**SET TASK:** All the records that follow need to be reproduced exactly. Omit the images.

**DATA IN THIS EXERCISE:**

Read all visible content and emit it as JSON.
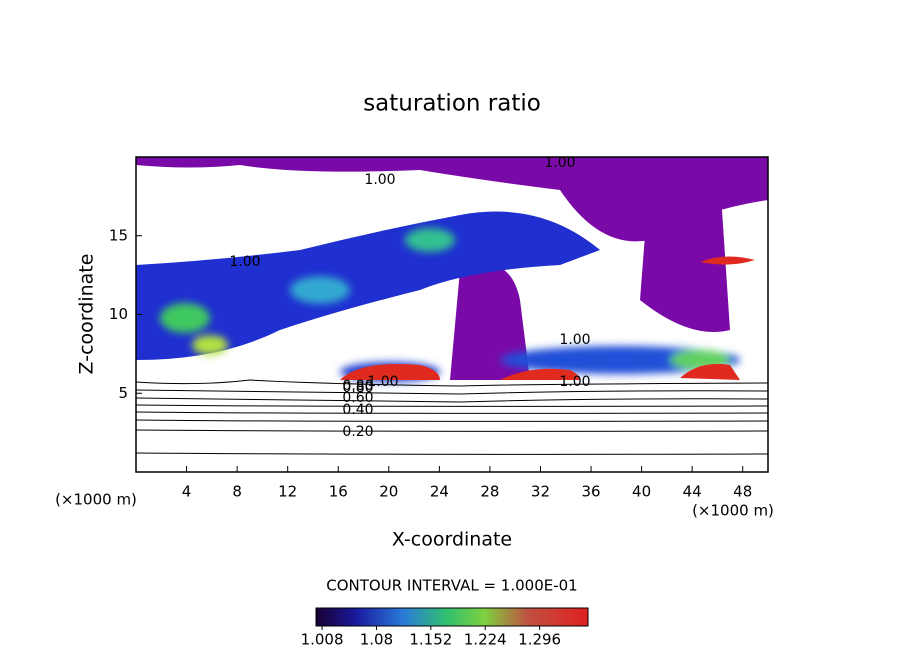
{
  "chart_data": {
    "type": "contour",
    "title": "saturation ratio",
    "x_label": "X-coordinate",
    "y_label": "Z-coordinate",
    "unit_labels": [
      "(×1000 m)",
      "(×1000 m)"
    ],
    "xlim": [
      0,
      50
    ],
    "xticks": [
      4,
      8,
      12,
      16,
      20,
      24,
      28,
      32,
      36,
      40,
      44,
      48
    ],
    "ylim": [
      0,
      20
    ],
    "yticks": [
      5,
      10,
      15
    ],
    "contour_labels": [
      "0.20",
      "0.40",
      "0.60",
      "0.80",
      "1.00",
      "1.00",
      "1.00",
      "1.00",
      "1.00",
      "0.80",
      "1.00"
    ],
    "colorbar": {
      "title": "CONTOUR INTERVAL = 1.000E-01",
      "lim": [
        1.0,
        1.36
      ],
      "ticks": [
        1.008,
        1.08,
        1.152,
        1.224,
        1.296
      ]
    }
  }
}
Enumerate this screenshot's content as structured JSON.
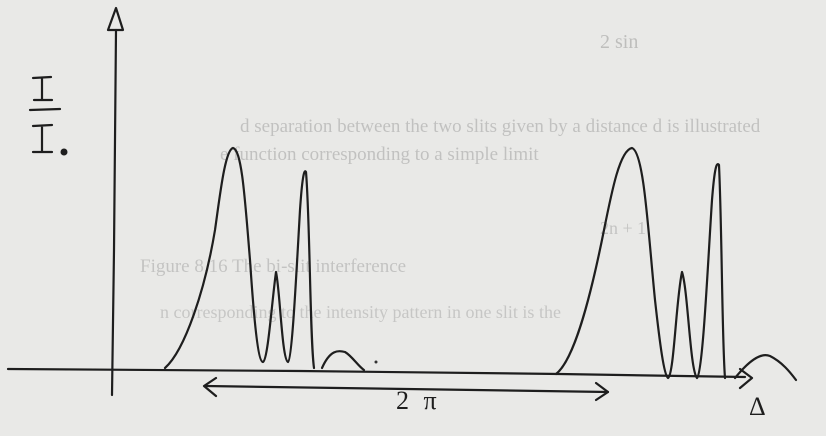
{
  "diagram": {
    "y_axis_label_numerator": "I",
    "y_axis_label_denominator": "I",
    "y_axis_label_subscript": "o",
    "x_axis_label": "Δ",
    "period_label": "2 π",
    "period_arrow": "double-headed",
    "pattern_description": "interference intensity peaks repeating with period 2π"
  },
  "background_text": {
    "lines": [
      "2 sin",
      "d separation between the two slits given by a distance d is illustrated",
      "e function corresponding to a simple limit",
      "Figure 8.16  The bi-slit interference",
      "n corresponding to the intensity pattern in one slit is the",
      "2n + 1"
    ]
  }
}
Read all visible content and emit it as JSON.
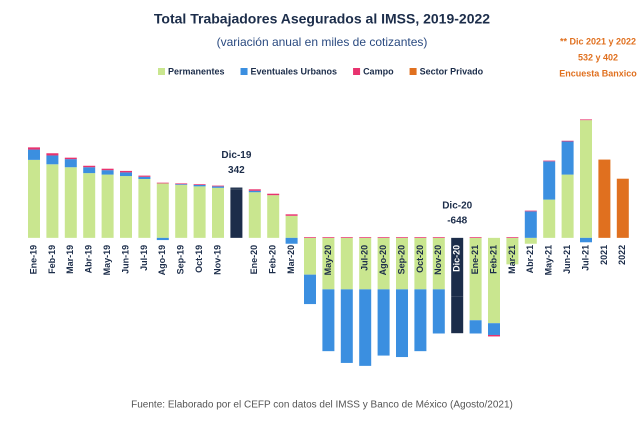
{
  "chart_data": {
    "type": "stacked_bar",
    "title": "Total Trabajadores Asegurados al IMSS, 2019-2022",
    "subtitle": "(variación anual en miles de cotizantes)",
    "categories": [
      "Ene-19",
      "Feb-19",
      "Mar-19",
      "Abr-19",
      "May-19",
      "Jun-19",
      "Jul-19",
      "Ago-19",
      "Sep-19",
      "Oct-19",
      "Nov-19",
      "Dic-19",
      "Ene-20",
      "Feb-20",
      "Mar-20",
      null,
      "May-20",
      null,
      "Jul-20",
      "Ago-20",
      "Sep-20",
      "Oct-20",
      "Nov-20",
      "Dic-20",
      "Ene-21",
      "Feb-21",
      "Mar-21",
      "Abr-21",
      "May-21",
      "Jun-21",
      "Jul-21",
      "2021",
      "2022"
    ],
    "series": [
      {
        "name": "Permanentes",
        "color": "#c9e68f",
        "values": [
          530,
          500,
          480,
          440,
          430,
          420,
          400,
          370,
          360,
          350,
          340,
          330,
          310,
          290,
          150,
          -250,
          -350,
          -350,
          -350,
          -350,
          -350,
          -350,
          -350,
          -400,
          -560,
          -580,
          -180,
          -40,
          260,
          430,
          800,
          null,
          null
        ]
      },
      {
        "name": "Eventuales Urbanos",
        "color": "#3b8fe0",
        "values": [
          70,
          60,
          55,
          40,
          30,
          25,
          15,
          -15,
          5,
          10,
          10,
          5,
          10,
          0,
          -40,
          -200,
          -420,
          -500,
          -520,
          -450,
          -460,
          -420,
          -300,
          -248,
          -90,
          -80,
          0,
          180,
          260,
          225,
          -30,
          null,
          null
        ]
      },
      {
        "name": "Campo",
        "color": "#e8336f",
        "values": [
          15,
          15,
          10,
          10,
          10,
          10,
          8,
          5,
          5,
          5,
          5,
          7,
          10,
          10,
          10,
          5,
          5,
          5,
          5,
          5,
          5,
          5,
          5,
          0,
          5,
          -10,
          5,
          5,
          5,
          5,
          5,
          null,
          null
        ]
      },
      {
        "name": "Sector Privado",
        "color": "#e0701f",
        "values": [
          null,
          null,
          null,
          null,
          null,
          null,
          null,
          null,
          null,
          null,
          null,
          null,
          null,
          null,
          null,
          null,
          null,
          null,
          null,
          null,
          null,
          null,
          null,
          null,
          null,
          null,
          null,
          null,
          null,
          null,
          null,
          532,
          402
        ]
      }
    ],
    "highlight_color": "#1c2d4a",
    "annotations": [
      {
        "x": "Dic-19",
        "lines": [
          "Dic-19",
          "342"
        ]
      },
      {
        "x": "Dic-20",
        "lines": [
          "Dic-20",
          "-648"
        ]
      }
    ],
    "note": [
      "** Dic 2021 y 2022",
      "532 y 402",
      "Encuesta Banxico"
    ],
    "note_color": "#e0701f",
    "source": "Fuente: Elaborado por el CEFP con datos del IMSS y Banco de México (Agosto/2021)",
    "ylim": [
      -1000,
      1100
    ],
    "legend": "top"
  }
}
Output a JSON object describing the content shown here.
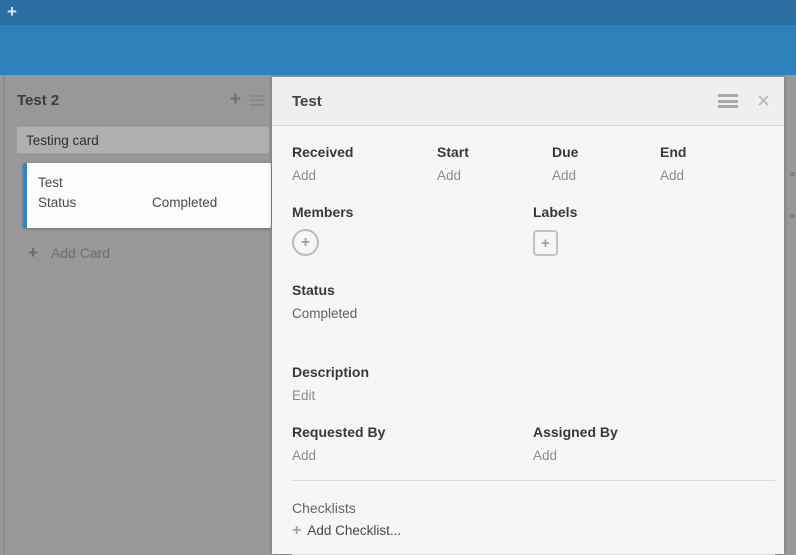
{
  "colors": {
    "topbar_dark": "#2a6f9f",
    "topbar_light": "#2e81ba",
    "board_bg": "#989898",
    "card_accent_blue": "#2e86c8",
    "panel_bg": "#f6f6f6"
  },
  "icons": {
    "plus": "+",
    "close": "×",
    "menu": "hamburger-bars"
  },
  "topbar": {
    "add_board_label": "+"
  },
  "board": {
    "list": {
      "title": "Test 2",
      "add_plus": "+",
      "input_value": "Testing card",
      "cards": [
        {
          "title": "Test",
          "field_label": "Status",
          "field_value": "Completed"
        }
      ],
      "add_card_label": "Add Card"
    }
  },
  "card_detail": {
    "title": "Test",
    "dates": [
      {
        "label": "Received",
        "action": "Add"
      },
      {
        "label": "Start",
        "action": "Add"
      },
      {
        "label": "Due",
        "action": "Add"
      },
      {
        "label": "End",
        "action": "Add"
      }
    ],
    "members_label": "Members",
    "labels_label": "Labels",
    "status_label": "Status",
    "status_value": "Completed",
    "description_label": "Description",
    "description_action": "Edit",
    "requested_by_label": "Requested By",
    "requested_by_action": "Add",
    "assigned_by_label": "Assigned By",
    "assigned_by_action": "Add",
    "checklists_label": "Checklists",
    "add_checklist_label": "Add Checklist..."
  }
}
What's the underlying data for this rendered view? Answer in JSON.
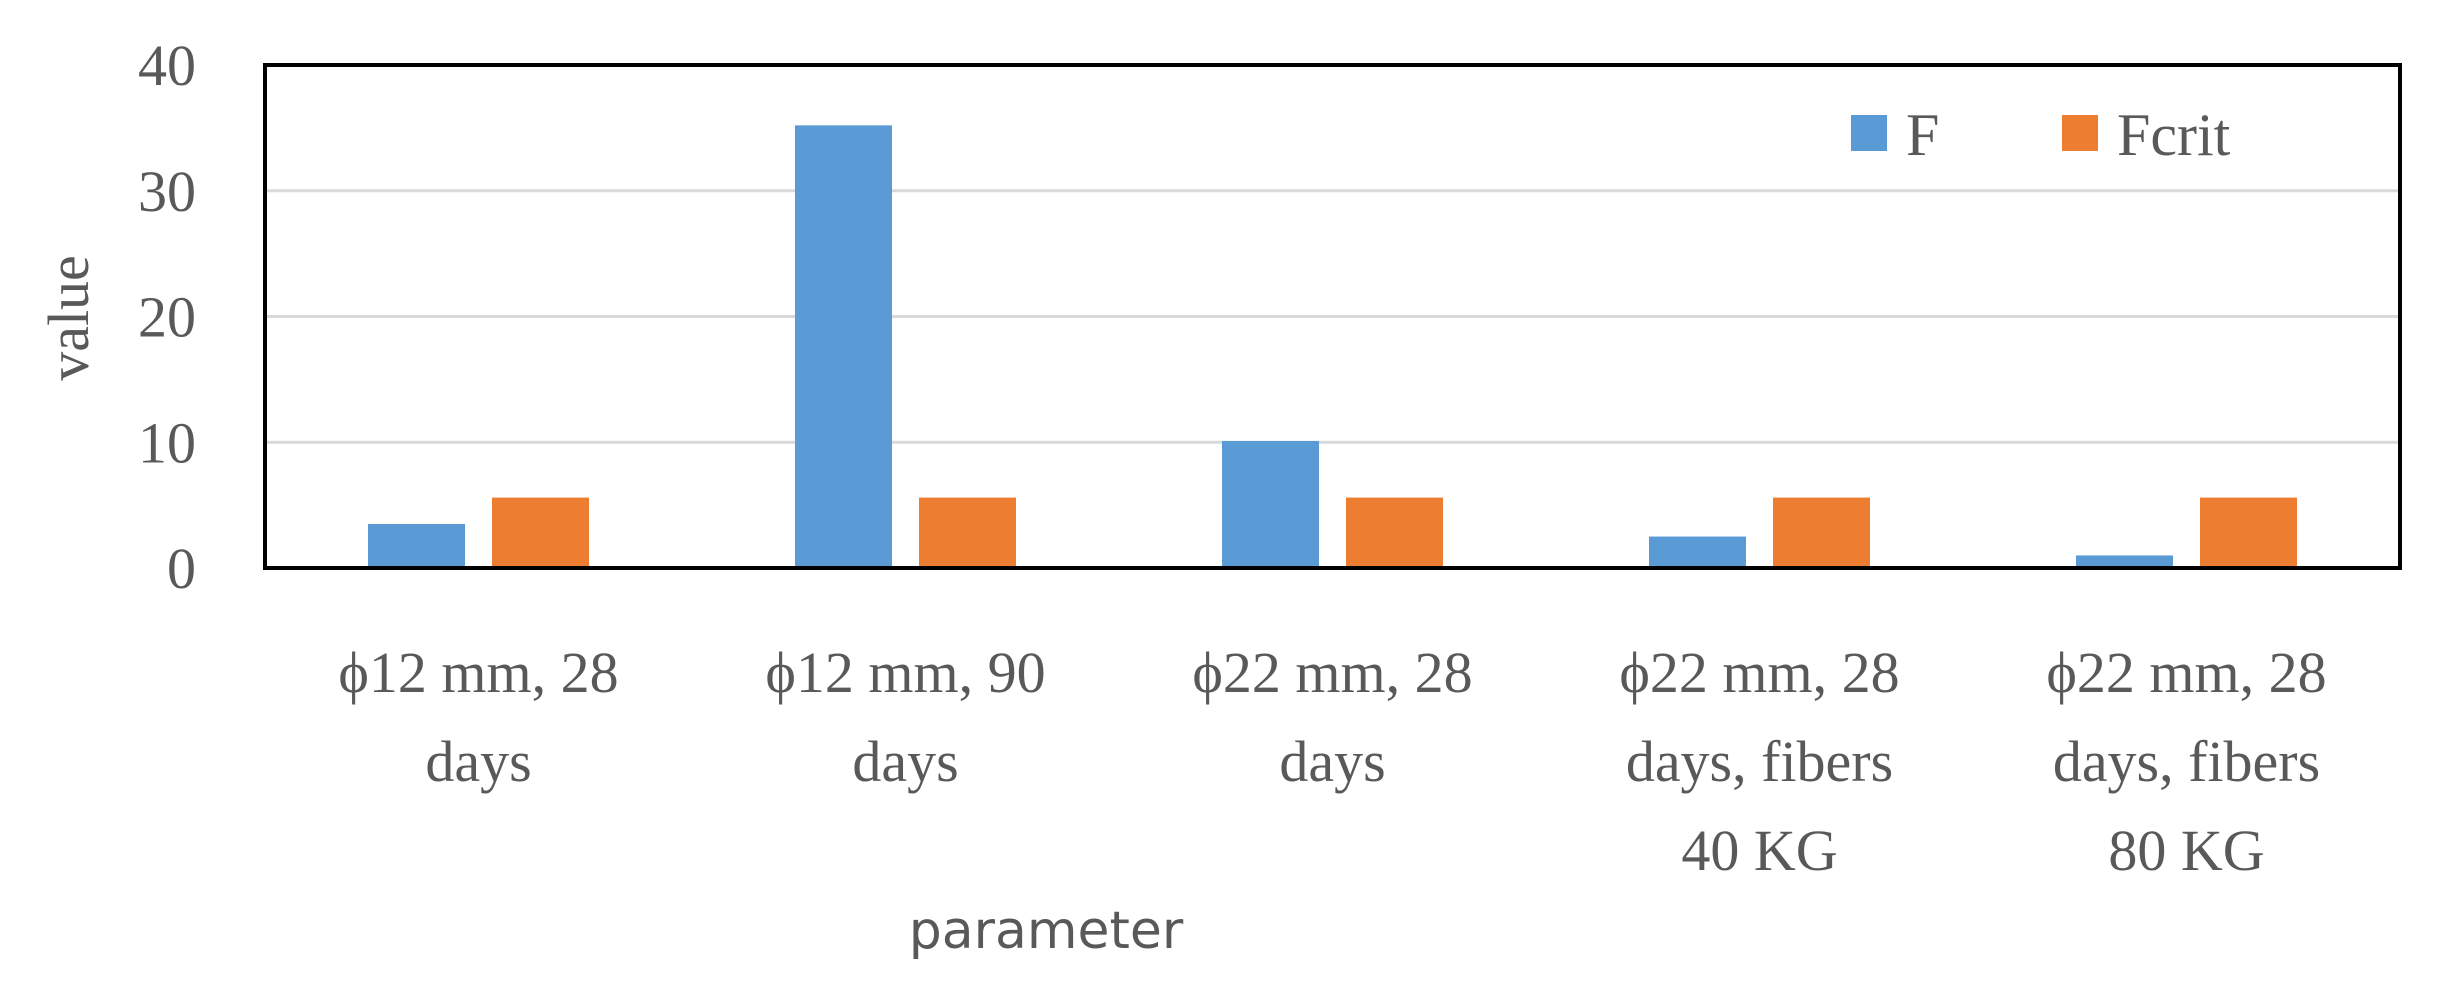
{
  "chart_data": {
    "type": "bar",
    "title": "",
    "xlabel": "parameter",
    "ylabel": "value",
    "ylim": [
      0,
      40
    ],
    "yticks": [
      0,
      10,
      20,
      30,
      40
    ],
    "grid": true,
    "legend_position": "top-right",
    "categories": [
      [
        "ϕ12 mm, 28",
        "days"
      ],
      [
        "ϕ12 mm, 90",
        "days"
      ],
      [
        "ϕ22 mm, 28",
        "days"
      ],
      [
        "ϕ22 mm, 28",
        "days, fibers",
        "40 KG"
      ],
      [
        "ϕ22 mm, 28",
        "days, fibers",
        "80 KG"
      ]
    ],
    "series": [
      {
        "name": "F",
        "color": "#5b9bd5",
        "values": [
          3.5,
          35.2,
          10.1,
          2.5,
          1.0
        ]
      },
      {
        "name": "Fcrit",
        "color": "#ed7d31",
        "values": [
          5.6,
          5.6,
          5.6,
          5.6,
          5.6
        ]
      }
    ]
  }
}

**COMPLETED EXERCISE:**
Read all visible content and emit it as JSON.
{
  "chart_data": {
    "type": "contour",
    "title": "saturation ratio",
    "x_label": "X-coordinate",
    "y_label": "Z-coordinate",
    "unit_labels": [
      "(×1000 m)",
      "(×1000 m)"
    ],
    "xlim": [
      0,
      50
    ],
    "xticks": [
      4,
      8,
      12,
      16,
      20,
      24,
      28,
      32,
      36,
      40,
      44,
      48
    ],
    "ylim": [
      0,
      20
    ],
    "yticks": [
      5,
      10,
      15
    ],
    "contour_labels": [
      "0.20",
      "0.40",
      "0.60",
      "0.80",
      "1.00",
      "1.00",
      "1.00",
      "1.00",
      "1.00",
      "0.80",
      "1.00"
    ],
    "colorbar": {
      "title": "CONTOUR INTERVAL = 1.000E-01",
      "lim": [
        1.0,
        1.36
      ],
      "ticks": [
        1.008,
        1.08,
        1.152,
        1.224,
        1.296
      ]
    }
  }
}
Enumerate this screenshot's content as structured JSON.
{
  "diagram": {
    "y_axis_label_numerator": "I",
    "y_axis_label_denominator": "I",
    "y_axis_label_subscript": "o",
    "x_axis_label": "Δ",
    "period_label": "2 π",
    "period_arrow": "double-headed",
    "pattern_description": "interference intensity peaks repeating with period 2π"
  },
  "background_text": {
    "lines": [
      "2 sin",
      "d separation between the two slits given by a distance d is illustrated",
      "e function corresponding to a simple limit",
      "Figure 8.16  The bi-slit interference",
      "n corresponding to the intensity pattern in one slit is the",
      "2n + 1"
    ]
  }
}
Read all visible content and emit it as JSON.
{
  "chart_data": {
    "type": "stacked_bar",
    "title": "Total Trabajadores Asegurados al IMSS, 2019-2022",
    "subtitle": "(variación anual en miles de cotizantes)",
    "categories": [
      "Ene-19",
      "Feb-19",
      "Mar-19",
      "Abr-19",
      "May-19",
      "Jun-19",
      "Jul-19",
      "Ago-19",
      "Sep-19",
      "Oct-19",
      "Nov-19",
      "Dic-19",
      "Ene-20",
      "Feb-20",
      "Mar-20",
      null,
      "May-20",
      null,
      "Jul-20",
      "Ago-20",
      "Sep-20",
      "Oct-20",
      "Nov-20",
      "Dic-20",
      "Ene-21",
      "Feb-21",
      "Mar-21",
      "Abr-21",
      "May-21",
      "Jun-21",
      "Jul-21",
      "2021",
      "2022"
    ],
    "series": [
      {
        "name": "Permanentes",
        "color": "#c9e68f",
        "values": [
          530,
          500,
          480,
          440,
          430,
          420,
          400,
          370,
          360,
          350,
          340,
          330,
          310,
          290,
          150,
          -250,
          -350,
          -350,
          -350,
          -350,
          -350,
          -350,
          -350,
          -400,
          -560,
          -580,
          -180,
          -40,
          260,
          430,
          800,
          null,
          null
        ]
      },
      {
        "name": "Eventuales Urbanos",
        "color": "#3b8fe0",
        "values": [
          70,
          60,
          55,
          40,
          30,
          25,
          15,
          -15,
          5,
          10,
          10,
          5,
          10,
          0,
          -40,
          -200,
          -420,
          -500,
          -520,
          -450,
          -460,
          -420,
          -300,
          -248,
          -90,
          -80,
          0,
          180,
          260,
          225,
          -30,
          null,
          null
        ]
      },
      {
        "name": "Campo",
        "color": "#e8336f",
        "values": [
          15,
          15,
          10,
          10,
          10,
          10,
          8,
          5,
          5,
          5,
          5,
          7,
          10,
          10,
          10,
          5,
          5,
          5,
          5,
          5,
          5,
          5,
          5,
          0,
          5,
          -10,
          5,
          5,
          5,
          5,
          5,
          null,
          null
        ]
      },
      {
        "name": "Sector Privado",
        "color": "#e0701f",
        "values": [
          null,
          null,
          null,
          null,
          null,
          null,
          null,
          null,
          null,
          null,
          null,
          null,
          null,
          null,
          null,
          null,
          null,
          null,
          null,
          null,
          null,
          null,
          null,
          null,
          null,
          null,
          null,
          null,
          null,
          null,
          null,
          532,
          402
        ]
      }
    ],
    "highlight_color": "#1c2d4a",
    "annotations": [
      {
        "x": "Dic-19",
        "lines": [
          "Dic-19",
          "342"
        ]
      },
      {
        "x": "Dic-20",
        "lines": [
          "Dic-20",
          "-648"
        ]
      }
    ],
    "note": [
      "** Dic 2021 y 2022",
      "532 y 402",
      "Encuesta Banxico"
    ],
    "note_color": "#e0701f",
    "source": "Fuente: Elaborado por el CEFP con datos del IMSS y Banco de México (Agosto/2021)",
    "ylim": [
      -1000,
      1100
    ],
    "legend": "top"
  }
}
Output a JSON object describing the content shown here.
{
  "colors": {
    "topbar_dark": "#2a6f9f",
    "topbar_light": "#2e81ba",
    "board_bg": "#989898",
    "card_accent_blue": "#2e86c8",
    "panel_bg": "#f6f6f6"
  },
  "icons": {
    "plus": "+",
    "close": "×",
    "menu": "hamburger-bars"
  },
  "topbar": {
    "add_board_label": "+"
  },
  "board": {
    "list": {
      "title": "Test 2",
      "add_plus": "+",
      "input_value": "Testing card",
      "cards": [
        {
          "title": "Test",
          "field_label": "Status",
          "field_value": "Completed"
        }
      ],
      "add_card_label": "Add Card"
    }
  },
  "card_detail": {
    "title": "Test",
    "dates": [
      {
        "label": "Received",
        "action": "Add"
      },
      {
        "label": "Start",
        "action": "Add"
      },
      {
        "label": "Due",
        "action": "Add"
      },
      {
        "label": "End",
        "action": "Add"
      }
    ],
    "members_label": "Members",
    "labels_label": "Labels",
    "status_label": "Status",
    "status_value": "Completed",
    "description_label": "Description",
    "description_action": "Edit",
    "requested_by_label": "Requested By",
    "requested_by_action": "Add",
    "assigned_by_label": "Assigned By",
    "assigned_by_action": "Add",
    "checklists_label": "Checklists",
    "add_checklist_label": "Add Checklist..."
  }
}
What's the underlying data for this rendered view? Answer in JSON.
{
  "chart_data": {
    "type": "bar",
    "title": "",
    "xlabel": "parameter",
    "ylabel": "value",
    "ylim": [
      0,
      40
    ],
    "yticks": [
      0,
      10,
      20,
      30,
      40
    ],
    "grid": true,
    "legend_position": "top-right",
    "categories": [
      [
        "ϕ12 mm, 28",
        "days"
      ],
      [
        "ϕ12 mm, 90",
        "days"
      ],
      [
        "ϕ22 mm, 28",
        "days"
      ],
      [
        "ϕ22 mm, 28",
        "days, fibers",
        "40 KG"
      ],
      [
        "ϕ22 mm, 28",
        "days, fibers",
        "80 KG"
      ]
    ],
    "series": [
      {
        "name": "F",
        "color": "#5b9bd5",
        "values": [
          3.5,
          35.2,
          10.1,
          2.5,
          1.0
        ]
      },
      {
        "name": "Fcrit",
        "color": "#ed7d31",
        "values": [
          5.6,
          5.6,
          5.6,
          5.6,
          5.6
        ]
      }
    ]
  }
}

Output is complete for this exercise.